Problem statement ▸ In the listing below, locate the line containing "Transcribe the text in this document." and copy it and every line after it through the end, exactly as written, leaving out any pictures.

Entries supplied ▸
· · · ·

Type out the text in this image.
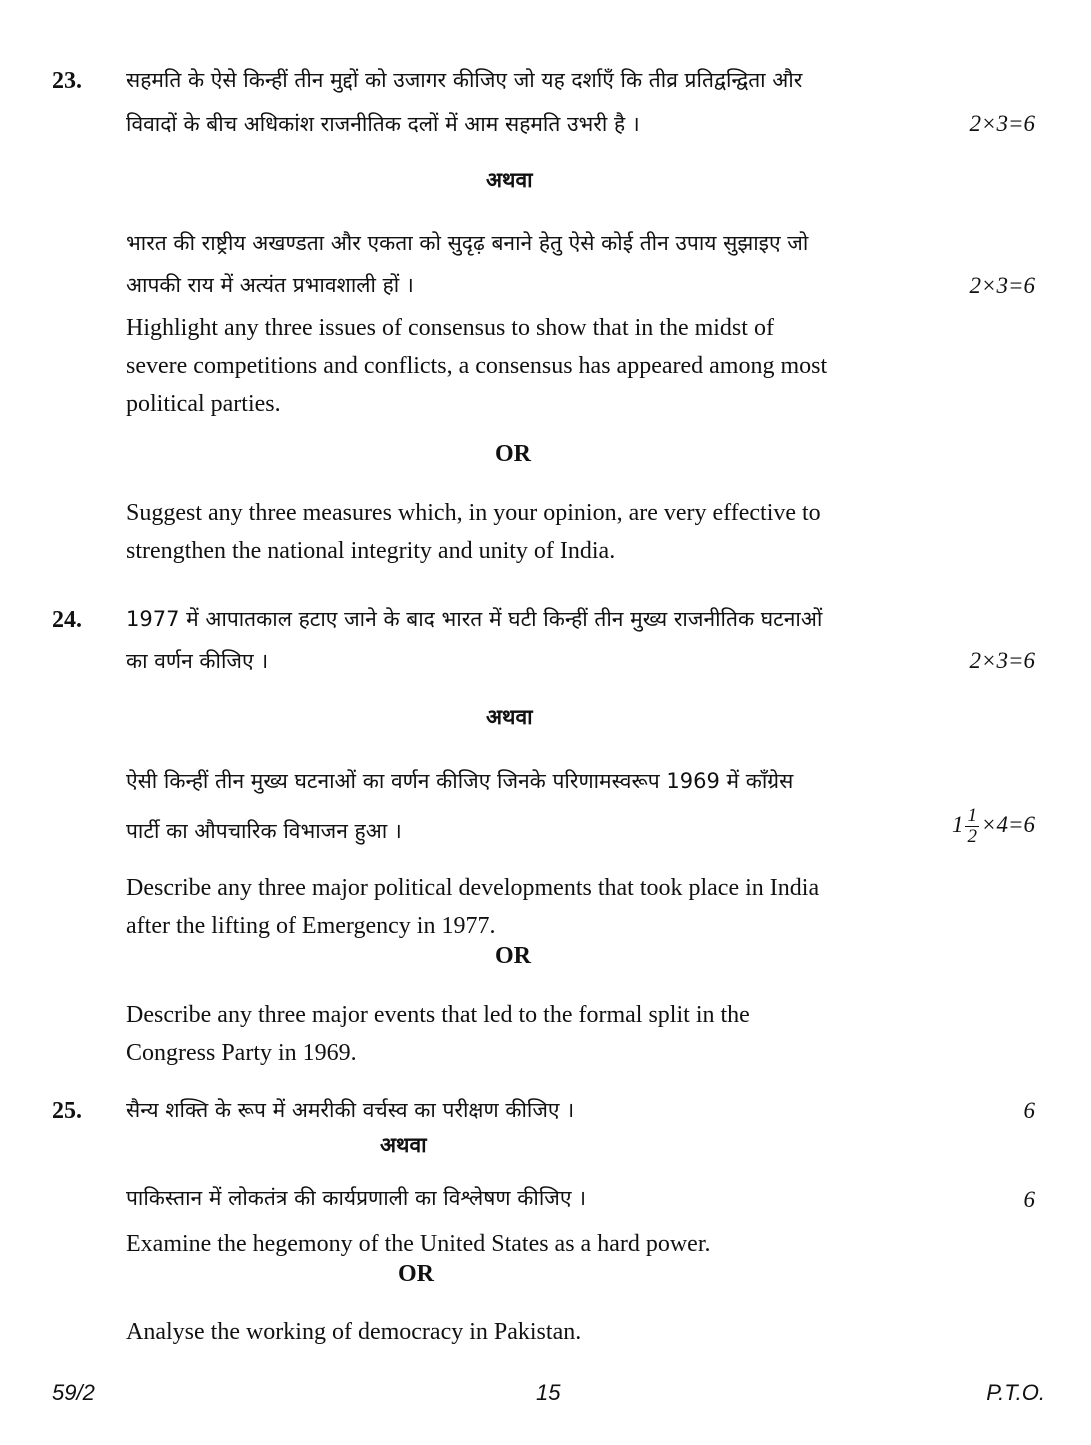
23. सहमति के ऐसे किन्हीं तीन मुद्दों को उजागर कीजिए जो यह दर्शाएँ कि तीव्र प्रतिद्वन्द्विता और
विवादों के बीच अधिकांश राजनीतिक दलों में आम सहमति उभरी है ।	2×3=6
अथवा
भारत की राष्ट्रीय अखण्डता और एकता को सुदृढ़ बनाने हेतु ऐसे कोई तीन उपाय सुझाइए जो
आपकी राय में अत्यंत प्रभावशाली हों ।	2×3=6
Highlight any three issues of consensus to show that in the midst of
severe competitions and conflicts, a consensus has appeared among most
political parties.
OR
Suggest any three measures which, in your opinion, are very effective to
strengthen the national integrity and unity of India.
24. 1977 में आपातकाल हटाए जाने के बाद भारत में घटी किन्हीं तीन मुख्य राजनीतिक घटनाओं
का वर्णन कीजिए ।	2×3=6
अथवा
ऐसी किन्हीं तीन मुख्य घटनाओं का वर्णन कीजिए जिनके परिणामस्वरूप 1969 में काँग्रेस
पार्टी का औपचारिक विभाजन हुआ ।	$1 \frac{1}{2} \times 4=6$
Describe any three major political developments that took place in India
after the lifting of Emergency in 1977.
OR
Describe any three major events that led to the formal split in the
Congress Party in 1969.
25. सैन्य शक्ति के रूप में अमरीकी वर्चस्व का परीक्षण कीजिए ।	6
अथवा
पाकिस्तान में लोकतंत्र की कार्यप्रणाली का विश्लेषण कीजिए ।	6
Examine the hegemony of the United States as a hard power.
OR
Analyse the working of democracy in Pakistan.
59/2	15	P.T.O.
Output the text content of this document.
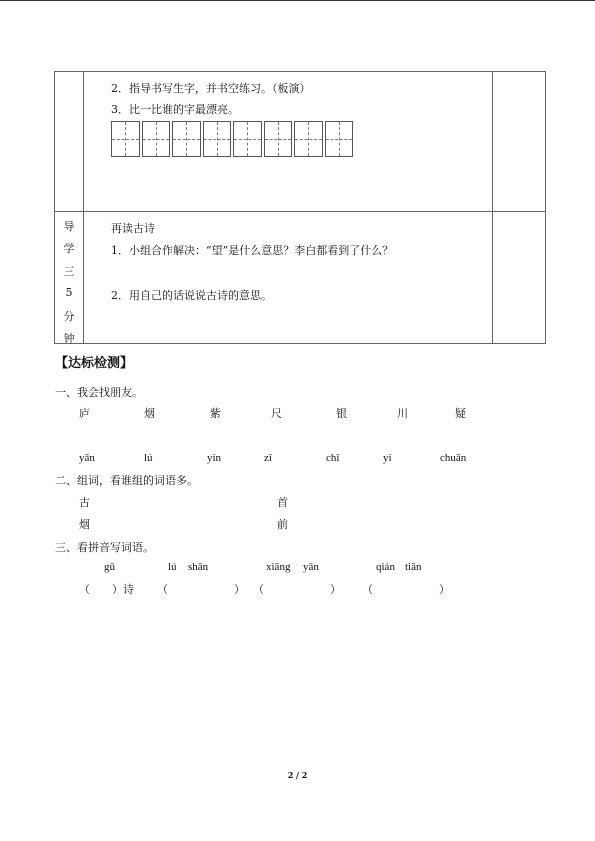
2．指导书写生字，并书空练习。（板演）
3．比一比谁的字最漂亮。
导
学
三
5
分
钟
再读古诗
1．小组合作解决：“望”是什么意思？李白都看到了什么？
2．用自己的话说说古诗的意思。
【达标检测】
一、我会找朋友。
庐	烟	紫	尺	银	川	疑
yān	lú	yín	zǐ	chǐ	yí	chuān
二、组词，看谁组的词语多。
古	首
烟	前
三、看拼音写词语。
gǔ	lú shān	xiāng yān	qián tiān
（　　）诗 （　　　　　　） （　　　　　　） （　　　　　　）
2 / 2
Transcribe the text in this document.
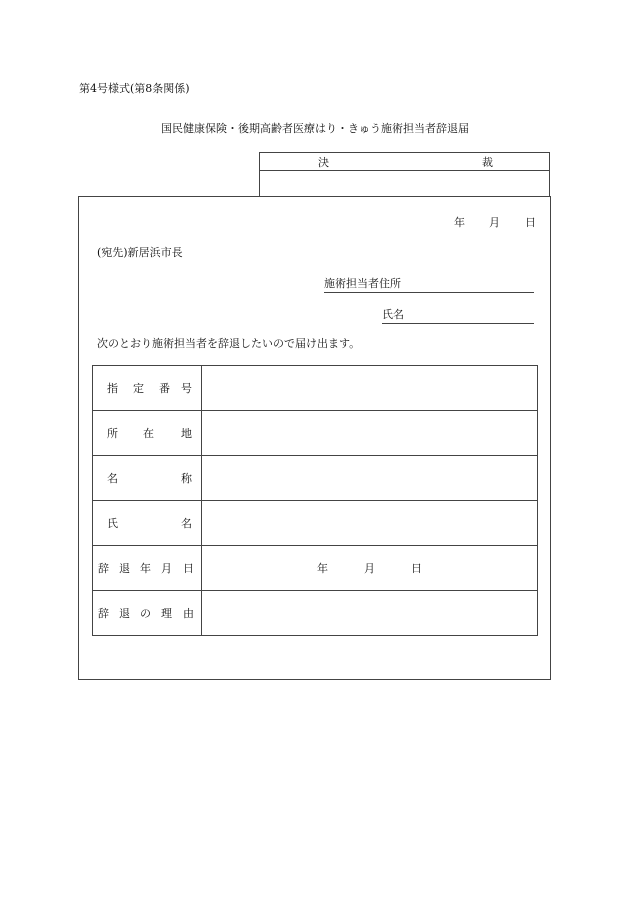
第4号様式(第8条関係)
国民健康保険・後期高齢者医療はり・きゅう施術担当者辞退届
決	裁
年 月 日
(宛先)新居浜市長
施術担当者住所
氏名
次のとおり施術担当者を辞退したいので届け出ます。
指 定 番 号	

所 在 地	

名 称	

氏 名	

辞 退 年 月 日	年 月 日

辞 退 の 理 由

· · · ·

Finished answer ▸
Transcribe the text in this document.
第4号様式(第8条関係)
国民健康保険・後期高齢者医療はり・きゅう施術担当者辞退届
決	裁
年 月 日
(宛先)新居浜市長
施術担当者住所
氏名
次のとおり施術担当者を辞退したいので届け出ます。
指 定 番 号	

所 在 地	

名 称	

氏 名	

辞 退 年 月 日	年 月 日

辞 退 の 理 由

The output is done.